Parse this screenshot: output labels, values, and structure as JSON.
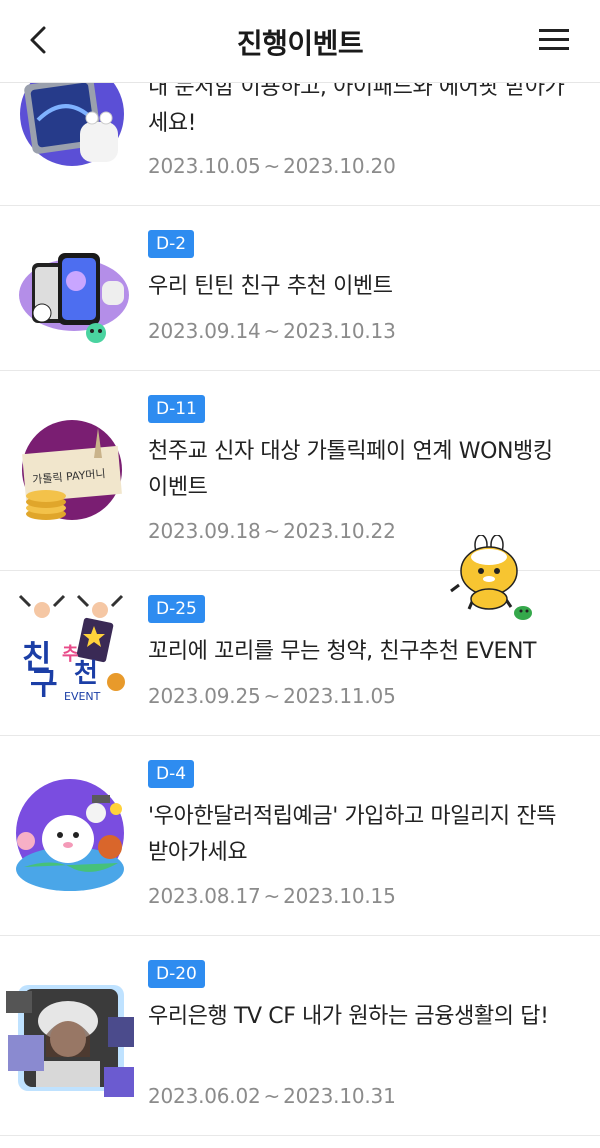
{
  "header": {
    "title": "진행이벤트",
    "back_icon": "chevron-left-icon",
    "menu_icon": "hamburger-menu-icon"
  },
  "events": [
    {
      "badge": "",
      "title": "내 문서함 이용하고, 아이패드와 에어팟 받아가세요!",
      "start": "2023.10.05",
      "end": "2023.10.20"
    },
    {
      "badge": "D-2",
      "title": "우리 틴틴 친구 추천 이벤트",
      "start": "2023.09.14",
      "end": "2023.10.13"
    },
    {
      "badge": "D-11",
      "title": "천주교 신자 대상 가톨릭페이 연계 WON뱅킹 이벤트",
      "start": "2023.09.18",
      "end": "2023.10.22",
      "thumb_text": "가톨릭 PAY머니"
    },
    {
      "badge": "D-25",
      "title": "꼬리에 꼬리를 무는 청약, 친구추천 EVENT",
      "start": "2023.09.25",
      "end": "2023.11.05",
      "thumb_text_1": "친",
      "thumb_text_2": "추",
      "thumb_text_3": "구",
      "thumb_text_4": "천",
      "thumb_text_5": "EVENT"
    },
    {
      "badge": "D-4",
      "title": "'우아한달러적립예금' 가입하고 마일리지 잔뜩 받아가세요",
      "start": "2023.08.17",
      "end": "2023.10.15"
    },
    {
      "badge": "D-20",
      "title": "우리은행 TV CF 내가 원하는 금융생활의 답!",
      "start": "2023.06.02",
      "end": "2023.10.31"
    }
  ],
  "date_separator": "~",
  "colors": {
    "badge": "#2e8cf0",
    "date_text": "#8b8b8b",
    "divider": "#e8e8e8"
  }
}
■ ■ ■ ■ ■ ■ ■
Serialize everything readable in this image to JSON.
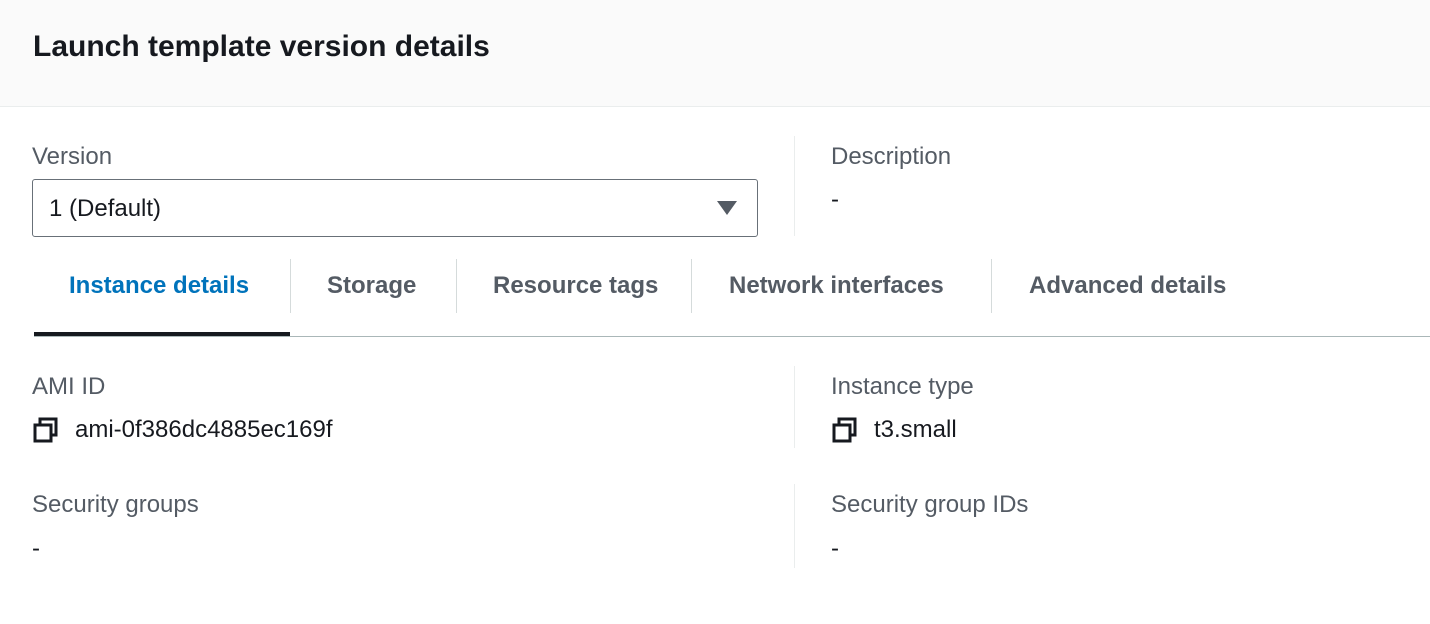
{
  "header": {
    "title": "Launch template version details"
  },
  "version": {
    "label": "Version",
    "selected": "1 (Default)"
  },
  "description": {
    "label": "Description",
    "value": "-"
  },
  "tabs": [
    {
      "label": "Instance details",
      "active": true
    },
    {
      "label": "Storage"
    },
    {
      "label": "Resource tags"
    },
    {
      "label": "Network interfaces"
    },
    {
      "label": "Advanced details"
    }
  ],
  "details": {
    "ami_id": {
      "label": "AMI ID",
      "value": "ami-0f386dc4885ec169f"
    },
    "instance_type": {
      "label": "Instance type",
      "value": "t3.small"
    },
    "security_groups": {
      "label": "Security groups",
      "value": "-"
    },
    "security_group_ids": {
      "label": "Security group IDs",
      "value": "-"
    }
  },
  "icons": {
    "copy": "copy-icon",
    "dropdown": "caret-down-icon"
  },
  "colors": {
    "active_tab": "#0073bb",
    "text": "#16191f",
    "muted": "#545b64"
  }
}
■ ■ ■ ■ ■ ■ ■
### Set problem
Where a line of the material above holds the string "this", copy that line.

### Written solution
Parse this screenshot: output labels, values, and structure as JSON.
Serialize everything readable in this image to JSON.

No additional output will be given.